GIVEN INSTRUCTION → All lines in which the word "Canola" occurs are to be extracted.

INFORMATION SHOWN →
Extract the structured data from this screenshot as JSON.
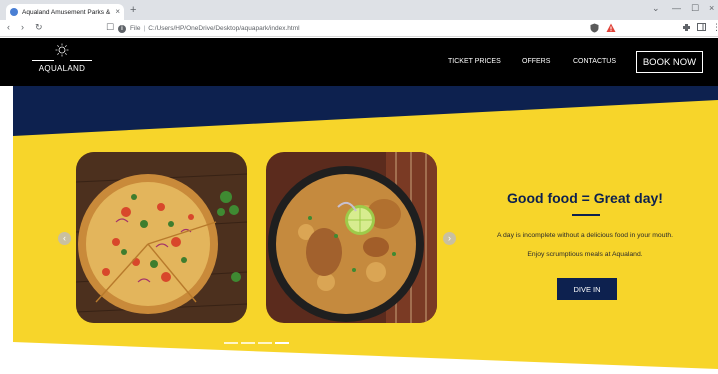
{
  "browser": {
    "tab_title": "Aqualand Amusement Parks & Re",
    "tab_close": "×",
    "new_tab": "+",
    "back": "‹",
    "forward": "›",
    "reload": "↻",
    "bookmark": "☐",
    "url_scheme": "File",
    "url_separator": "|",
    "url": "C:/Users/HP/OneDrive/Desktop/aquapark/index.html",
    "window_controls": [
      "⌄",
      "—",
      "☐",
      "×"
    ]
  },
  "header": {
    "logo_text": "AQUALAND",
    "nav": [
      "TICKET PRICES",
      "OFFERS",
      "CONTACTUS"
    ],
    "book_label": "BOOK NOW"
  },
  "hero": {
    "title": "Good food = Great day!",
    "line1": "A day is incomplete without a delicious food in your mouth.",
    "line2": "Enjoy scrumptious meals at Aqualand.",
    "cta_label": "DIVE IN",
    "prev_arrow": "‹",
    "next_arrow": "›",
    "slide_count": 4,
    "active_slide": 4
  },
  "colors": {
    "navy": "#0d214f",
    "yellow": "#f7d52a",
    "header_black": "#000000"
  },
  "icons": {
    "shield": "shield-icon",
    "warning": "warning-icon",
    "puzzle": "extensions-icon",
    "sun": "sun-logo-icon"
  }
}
---
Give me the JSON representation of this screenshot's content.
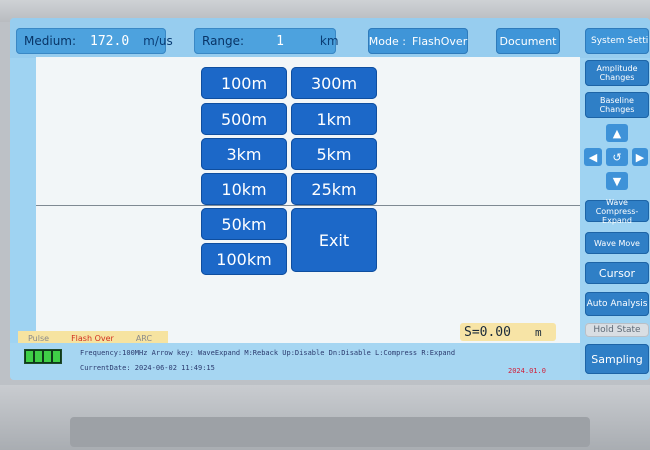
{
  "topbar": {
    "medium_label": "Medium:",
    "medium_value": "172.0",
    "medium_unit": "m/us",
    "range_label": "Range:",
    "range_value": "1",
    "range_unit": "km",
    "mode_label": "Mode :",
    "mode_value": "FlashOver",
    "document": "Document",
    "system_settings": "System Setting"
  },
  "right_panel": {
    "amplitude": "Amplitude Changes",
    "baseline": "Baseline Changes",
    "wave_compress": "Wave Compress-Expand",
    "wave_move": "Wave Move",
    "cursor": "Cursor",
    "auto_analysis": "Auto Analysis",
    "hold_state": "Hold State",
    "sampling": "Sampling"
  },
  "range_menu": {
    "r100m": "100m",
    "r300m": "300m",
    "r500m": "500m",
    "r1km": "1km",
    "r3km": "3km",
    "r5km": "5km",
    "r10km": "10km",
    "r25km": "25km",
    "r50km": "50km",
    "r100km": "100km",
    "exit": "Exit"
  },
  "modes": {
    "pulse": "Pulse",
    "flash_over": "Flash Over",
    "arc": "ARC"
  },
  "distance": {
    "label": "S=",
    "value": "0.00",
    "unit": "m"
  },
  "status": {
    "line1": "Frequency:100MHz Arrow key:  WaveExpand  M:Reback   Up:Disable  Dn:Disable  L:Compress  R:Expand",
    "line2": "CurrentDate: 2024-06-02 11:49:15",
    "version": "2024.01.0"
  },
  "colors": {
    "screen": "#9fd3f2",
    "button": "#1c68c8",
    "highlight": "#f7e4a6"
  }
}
==
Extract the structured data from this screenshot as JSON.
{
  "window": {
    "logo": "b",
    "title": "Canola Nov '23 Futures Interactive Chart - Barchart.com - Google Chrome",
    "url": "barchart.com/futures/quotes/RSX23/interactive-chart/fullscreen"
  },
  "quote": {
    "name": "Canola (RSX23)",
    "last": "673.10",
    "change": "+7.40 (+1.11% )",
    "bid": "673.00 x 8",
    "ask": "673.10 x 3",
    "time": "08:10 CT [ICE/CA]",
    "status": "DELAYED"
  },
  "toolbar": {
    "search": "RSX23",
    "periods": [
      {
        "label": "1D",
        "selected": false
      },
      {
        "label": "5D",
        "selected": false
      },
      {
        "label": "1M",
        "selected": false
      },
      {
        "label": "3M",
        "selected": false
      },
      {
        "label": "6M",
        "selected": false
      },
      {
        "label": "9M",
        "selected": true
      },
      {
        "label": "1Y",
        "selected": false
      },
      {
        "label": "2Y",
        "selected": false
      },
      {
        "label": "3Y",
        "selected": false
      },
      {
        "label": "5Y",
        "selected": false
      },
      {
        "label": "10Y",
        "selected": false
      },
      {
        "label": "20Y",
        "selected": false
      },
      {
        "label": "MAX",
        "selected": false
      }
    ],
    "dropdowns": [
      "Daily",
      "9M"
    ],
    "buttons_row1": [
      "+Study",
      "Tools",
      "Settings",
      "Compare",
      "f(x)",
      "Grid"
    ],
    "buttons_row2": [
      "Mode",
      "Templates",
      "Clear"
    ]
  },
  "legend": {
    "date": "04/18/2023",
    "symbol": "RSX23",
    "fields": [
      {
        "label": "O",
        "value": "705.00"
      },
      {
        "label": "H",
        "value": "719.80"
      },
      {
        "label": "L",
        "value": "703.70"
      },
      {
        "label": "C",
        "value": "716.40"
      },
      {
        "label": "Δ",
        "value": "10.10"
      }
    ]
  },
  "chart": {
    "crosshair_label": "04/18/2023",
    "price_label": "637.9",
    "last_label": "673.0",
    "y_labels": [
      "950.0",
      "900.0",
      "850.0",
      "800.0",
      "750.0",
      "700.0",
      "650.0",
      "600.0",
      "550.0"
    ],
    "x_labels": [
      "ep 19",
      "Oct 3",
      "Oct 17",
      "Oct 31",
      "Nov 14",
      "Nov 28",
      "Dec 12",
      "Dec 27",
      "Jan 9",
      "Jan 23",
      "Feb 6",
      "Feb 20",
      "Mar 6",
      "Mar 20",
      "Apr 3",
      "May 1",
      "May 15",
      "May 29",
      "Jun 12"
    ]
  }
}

SOLUTION FOR THIS TASK →
    "title": "Canola Nov '23 Futures Interactive Chart - Barchart.com - Google Chrome",
    "name": "Canola (RSX23)",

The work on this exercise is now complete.